[Lines of data]
+---+

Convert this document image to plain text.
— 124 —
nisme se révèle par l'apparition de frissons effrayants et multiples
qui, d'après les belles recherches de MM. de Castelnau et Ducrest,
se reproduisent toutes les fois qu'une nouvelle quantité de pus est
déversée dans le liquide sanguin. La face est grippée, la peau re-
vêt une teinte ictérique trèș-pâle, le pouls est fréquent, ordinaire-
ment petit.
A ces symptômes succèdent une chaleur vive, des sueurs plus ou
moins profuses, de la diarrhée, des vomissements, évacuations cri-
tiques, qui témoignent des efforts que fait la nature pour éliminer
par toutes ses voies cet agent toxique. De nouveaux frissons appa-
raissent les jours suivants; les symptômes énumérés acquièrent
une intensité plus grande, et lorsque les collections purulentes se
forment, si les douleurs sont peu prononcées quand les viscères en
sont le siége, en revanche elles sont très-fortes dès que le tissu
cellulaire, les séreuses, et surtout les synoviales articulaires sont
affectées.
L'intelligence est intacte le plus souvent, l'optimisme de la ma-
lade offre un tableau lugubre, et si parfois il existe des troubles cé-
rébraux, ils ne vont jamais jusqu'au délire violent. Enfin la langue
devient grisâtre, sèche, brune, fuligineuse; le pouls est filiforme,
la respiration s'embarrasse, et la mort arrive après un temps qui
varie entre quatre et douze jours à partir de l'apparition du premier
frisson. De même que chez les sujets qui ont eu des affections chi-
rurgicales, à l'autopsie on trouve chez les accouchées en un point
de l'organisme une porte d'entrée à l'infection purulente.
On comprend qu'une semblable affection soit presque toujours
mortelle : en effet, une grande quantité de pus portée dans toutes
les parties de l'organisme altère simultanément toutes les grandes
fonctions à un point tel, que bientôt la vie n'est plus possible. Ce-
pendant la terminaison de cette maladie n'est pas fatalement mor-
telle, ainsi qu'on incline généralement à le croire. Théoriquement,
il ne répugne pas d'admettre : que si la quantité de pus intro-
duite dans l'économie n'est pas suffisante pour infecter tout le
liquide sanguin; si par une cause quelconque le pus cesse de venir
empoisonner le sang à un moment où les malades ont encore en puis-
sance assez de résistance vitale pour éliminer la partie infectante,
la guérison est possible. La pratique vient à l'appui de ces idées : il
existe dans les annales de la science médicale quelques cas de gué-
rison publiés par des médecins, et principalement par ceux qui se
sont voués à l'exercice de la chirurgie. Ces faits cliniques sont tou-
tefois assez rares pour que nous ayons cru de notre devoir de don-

+---+

**EXERCISE DIRECTIONS:** How many of the lines above include the word "organisme"? Respond with the number alone.

**FINAL RESULT:** 2